* Aim of the exercise *
The entries below should be quoted exactly, with no pictures carried over.

Structured figure records
============

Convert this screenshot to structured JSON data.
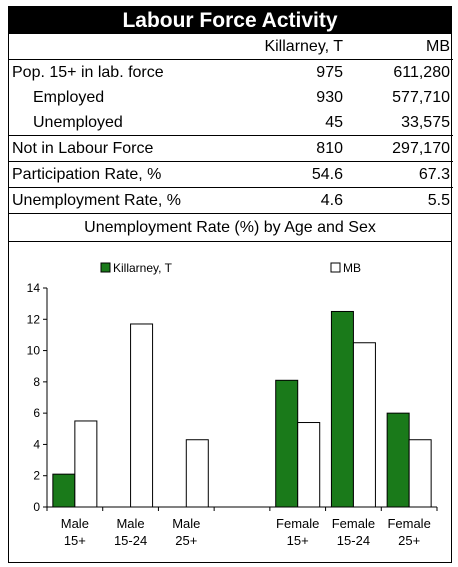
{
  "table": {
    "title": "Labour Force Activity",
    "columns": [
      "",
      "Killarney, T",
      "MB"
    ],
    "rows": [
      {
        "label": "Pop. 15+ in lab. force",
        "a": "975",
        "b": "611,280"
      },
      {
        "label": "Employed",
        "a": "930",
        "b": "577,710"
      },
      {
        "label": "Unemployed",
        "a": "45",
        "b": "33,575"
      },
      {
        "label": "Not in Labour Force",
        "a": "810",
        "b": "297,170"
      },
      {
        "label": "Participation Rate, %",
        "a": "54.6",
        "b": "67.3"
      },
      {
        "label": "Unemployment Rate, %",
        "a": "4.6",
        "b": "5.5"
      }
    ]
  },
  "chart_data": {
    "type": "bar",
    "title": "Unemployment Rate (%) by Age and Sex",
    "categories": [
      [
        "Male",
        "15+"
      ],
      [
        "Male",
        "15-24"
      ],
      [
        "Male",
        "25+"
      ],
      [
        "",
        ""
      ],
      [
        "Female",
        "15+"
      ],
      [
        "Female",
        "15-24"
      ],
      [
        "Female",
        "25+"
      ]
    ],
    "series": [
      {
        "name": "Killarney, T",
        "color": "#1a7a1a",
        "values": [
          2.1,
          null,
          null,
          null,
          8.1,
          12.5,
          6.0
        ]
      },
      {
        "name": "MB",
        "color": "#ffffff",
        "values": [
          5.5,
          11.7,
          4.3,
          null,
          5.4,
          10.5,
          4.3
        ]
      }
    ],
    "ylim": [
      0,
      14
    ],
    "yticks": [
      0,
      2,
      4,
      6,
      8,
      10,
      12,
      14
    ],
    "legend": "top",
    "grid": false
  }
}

============

* Finished answer *
Convert this screenshot to structured JSON data.
{
  "table": {
    "title": "Labour Force Activity",
    "columns": [
      "",
      "Killarney, T",
      "MB"
    ],
    "rows": [
      {
        "label": "Pop. 15+ in lab. force",
        "a": "975",
        "b": "611,280"
      },
      {
        "label": "Employed",
        "a": "930",
        "b": "577,710"
      },
      {
        "label": "Unemployed",
        "a": "45",
        "b": "33,575"
      },
      {
        "label": "Not in Labour Force",
        "a": "810",
        "b": "297,170"
      },
      {
        "label": "Participation Rate, %",
        "a": "54.6",
        "b": "67.3"
      },
      {
        "label": "Unemployment Rate, %",
        "a": "4.6",
        "b": "5.5"
      }
    ]
  },
  "chart_data": {
    "type": "bar",
    "title": "Unemployment Rate (%) by Age and Sex",
    "categories": [
      [
        "Male",
        "15+"
      ],
      [
        "Male",
        "15-24"
      ],
      [
        "Male",
        "25+"
      ],
      [
        "",
        ""
      ],
      [
        "Female",
        "15+"
      ],
      [
        "Female",
        "15-24"
      ],
      [
        "Female",
        "25+"
      ]
    ],
    "series": [
      {
        "name": "Killarney, T",
        "color": "#1a7a1a",
        "values": [
          2.1,
          null,
          null,
          null,
          8.1,
          12.5,
          6.0
        ]
      },
      {
        "name": "MB",
        "color": "#ffffff",
        "values": [
          5.5,
          11.7,
          4.3,
          null,
          5.4,
          10.5,
          4.3
        ]
      }
    ],
    "ylim": [
      0,
      14
    ],
    "yticks": [
      0,
      2,
      4,
      6,
      8,
      10,
      12,
      14
    ],
    "legend": "top",
    "grid": false
  }
}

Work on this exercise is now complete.